- _REQUIRED WORK_:
Please give the data below again in full, exactly as it stands.

(Figure contents as structured data)
****************************************

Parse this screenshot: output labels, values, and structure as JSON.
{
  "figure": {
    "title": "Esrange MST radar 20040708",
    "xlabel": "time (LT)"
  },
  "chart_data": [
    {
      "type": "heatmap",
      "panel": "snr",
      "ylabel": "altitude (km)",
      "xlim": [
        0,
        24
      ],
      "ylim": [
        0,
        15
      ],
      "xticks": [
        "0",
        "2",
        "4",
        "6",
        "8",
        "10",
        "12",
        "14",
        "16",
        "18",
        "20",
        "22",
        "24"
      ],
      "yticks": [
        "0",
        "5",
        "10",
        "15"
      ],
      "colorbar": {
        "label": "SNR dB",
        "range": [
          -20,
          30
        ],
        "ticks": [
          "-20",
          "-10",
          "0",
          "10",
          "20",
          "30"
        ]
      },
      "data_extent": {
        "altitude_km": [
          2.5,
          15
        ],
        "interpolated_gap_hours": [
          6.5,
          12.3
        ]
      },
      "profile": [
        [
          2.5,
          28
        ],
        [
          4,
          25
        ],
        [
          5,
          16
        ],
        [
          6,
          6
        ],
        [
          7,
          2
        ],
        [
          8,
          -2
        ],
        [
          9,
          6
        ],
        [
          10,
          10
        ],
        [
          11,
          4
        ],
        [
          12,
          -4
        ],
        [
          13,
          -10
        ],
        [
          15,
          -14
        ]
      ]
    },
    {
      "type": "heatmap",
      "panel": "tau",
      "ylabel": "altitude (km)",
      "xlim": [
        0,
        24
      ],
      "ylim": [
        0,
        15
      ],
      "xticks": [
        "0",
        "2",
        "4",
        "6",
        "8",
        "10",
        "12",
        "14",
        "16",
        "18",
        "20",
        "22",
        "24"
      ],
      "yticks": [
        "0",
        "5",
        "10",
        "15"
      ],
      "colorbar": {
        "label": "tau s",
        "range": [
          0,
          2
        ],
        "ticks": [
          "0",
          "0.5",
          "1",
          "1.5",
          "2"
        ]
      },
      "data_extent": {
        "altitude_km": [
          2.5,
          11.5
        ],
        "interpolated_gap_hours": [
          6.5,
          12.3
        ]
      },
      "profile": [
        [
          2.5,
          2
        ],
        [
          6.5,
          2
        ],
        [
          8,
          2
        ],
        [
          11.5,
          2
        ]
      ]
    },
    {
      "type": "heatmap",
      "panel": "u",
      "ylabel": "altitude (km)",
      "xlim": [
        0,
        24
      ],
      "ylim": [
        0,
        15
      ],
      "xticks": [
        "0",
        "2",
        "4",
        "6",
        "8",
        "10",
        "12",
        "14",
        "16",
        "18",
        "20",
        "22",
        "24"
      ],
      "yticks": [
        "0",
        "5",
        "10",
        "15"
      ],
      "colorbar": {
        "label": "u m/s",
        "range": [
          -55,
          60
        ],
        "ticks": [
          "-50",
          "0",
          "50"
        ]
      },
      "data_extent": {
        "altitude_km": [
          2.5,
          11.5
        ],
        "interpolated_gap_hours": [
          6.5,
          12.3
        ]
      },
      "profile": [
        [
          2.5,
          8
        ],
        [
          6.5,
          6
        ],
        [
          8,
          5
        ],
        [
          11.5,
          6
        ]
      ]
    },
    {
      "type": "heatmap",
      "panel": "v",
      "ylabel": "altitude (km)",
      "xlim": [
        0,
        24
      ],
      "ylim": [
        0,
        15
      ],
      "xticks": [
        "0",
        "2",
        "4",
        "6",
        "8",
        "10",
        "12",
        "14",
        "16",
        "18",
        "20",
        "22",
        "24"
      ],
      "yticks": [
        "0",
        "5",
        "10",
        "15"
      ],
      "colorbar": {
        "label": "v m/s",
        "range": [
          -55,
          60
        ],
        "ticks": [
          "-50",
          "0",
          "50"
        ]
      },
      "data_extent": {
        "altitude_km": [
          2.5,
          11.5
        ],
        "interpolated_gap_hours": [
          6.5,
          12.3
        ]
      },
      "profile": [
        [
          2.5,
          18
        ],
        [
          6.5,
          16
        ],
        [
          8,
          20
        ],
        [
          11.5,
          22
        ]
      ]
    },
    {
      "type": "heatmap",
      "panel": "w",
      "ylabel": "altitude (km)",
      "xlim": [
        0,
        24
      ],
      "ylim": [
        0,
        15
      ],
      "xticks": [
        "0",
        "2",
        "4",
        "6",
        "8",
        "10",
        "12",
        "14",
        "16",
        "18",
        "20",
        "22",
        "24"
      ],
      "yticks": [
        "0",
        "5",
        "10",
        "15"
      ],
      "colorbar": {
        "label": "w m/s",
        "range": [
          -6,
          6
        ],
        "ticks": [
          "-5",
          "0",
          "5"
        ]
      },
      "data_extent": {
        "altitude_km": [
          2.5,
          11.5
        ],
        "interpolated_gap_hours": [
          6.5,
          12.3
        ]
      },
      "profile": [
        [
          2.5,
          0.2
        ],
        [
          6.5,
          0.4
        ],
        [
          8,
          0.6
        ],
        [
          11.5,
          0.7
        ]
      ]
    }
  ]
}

****************************************

- _WRITTEN SOLUTION_:
Parse this screenshot: output labels, values, and structure as JSON.
{
  "figure": {
    "title": "Esrange MST radar 20040708",
    "xlabel": "time (LT)"
  },
  "chart_data": [
    {
      "type": "heatmap",
      "panel": "snr",
      "ylabel": "altitude (km)",
      "xlim": [
        0,
        24
      ],
      "ylim": [
        0,
        15
      ],
      "xticks": [
        "0",
        "2",
        "4",
        "6",
        "8",
        "10",
        "12",
        "14",
        "16",
        "18",
        "20",
        "22",
        "24"
      ],
      "yticks": [
        "0",
        "5",
        "10",
        "15"
      ],
      "colorbar": {
        "label": "SNR dB",
        "range": [
          -20,
          30
        ],
        "ticks": [
          "-20",
          "-10",
          "0",
          "10",
          "20",
          "30"
        ]
      },
      "data_extent": {
        "altitude_km": [
          2.5,
          15
        ],
        "interpolated_gap_hours": [
          6.5,
          12.3
        ]
      },
      "profile": [
        [
          2.5,
          28
        ],
        [
          4,
          25
        ],
        [
          5,
          16
        ],
        [
          6,
          6
        ],
        [
          7,
          2
        ],
        [
          8,
          -2
        ],
        [
          9,
          6
        ],
        [
          10,
          10
        ],
        [
          11,
          4
        ],
        [
          12,
          -4
        ],
        [
          13,
          -10
        ],
        [
          15,
          -14
        ]
      ]
    },
    {
      "type": "heatmap",
      "panel": "tau",
      "ylabel": "altitude (km)",
      "xlim": [
        0,
        24
      ],
      "ylim": [
        0,
        15
      ],
      "xticks": [
        "0",
        "2",
        "4",
        "6",
        "8",
        "10",
        "12",
        "14",
        "16",
        "18",
        "20",
        "22",
        "24"
      ],
      "yticks": [
        "0",
        "5",
        "10",
        "15"
      ],
      "colorbar": {
        "label": "tau s",
        "range": [
          0,
          2
        ],
        "ticks": [
          "0",
          "0.5",
          "1",
          "1.5",
          "2"
        ]
      },
      "data_extent": {
        "altitude_km": [
          2.5,
          11.5
        ],
        "interpolated_gap_hours": [
          6.5,
          12.3
        ]
      },
      "profile": [
        [
          2.5,
          2
        ],
        [
          6.5,
          2
        ],
        [
          8,
          2
        ],
        [
          11.5,
          2
        ]
      ]
    },
    {
      "type": "heatmap",
      "panel": "u",
      "ylabel": "altitude (km)",
      "xlim": [
        0,
        24
      ],
      "ylim": [
        0,
        15
      ],
      "xticks": [
        "0",
        "2",
        "4",
        "6",
        "8",
        "10",
        "12",
        "14",
        "16",
        "18",
        "20",
        "22",
        "24"
      ],
      "yticks": [
        "0",
        "5",
        "10",
        "15"
      ],
      "colorbar": {
        "label": "u m/s",
        "range": [
          -55,
          60
        ],
        "ticks": [
          "-50",
          "0",
          "50"
        ]
      },
      "data_extent": {
        "altitude_km": [
          2.5,
          11.5
        ],
        "interpolated_gap_hours": [
          6.5,
          12.3
        ]
      },
      "profile": [
        [
          2.5,
          8
        ],
        [
          6.5,
          6
        ],
        [
          8,
          5
        ],
        [
          11.5,
          6
        ]
      ]
    },
    {
      "type": "heatmap",
      "panel": "v",
      "ylabel": "altitude (km)",
      "xlim": [
        0,
        24
      ],
      "ylim": [
        0,
        15
      ],
      "xticks": [
        "0",
        "2",
        "4",
        "6",
        "8",
        "10",
        "12",
        "14",
        "16",
        "18",
        "20",
        "22",
        "24"
      ],
      "yticks": [
        "0",
        "5",
        "10",
        "15"
      ],
      "colorbar": {
        "label": "v m/s",
        "range": [
          -55,
          60
        ],
        "ticks": [
          "-50",
          "0",
          "50"
        ]
      },
      "data_extent": {
        "altitude_km": [
          2.5,
          11.5
        ],
        "interpolated_gap_hours": [
          6.5,
          12.3
        ]
      },
      "profile": [
        [
          2.5,
          18
        ],
        [
          6.5,
          16
        ],
        [
          8,
          20
        ],
        [
          11.5,
          22
        ]
      ]
    },
    {
      "type": "heatmap",
      "panel": "w",
      "ylabel": "altitude (km)",
      "xlim": [
        0,
        24
      ],
      "ylim": [
        0,
        15
      ],
      "xticks": [
        "0",
        "2",
        "4",
        "6",
        "8",
        "10",
        "12",
        "14",
        "16",
        "18",
        "20",
        "22",
        "24"
      ],
      "yticks": [
        "0",
        "5",
        "10",
        "15"
      ],
      "colorbar": {
        "label": "w m/s",
        "range": [
          -6,
          6
        ],
        "ticks": [
          "-5",
          "0",
          "5"
        ]
      },
      "data_extent": {
        "altitude_km": [
          2.5,
          11.5
        ],
        "interpolated_gap_hours": [
          6.5,
          12.3
        ]
      },
      "profile": [
        [
          2.5,
          0.2
        ],
        [
          6.5,
          0.4
        ],
        [
          8,
          0.6
        ],
        [
          11.5,
          0.7
        ]
      ]
    }
  ]
}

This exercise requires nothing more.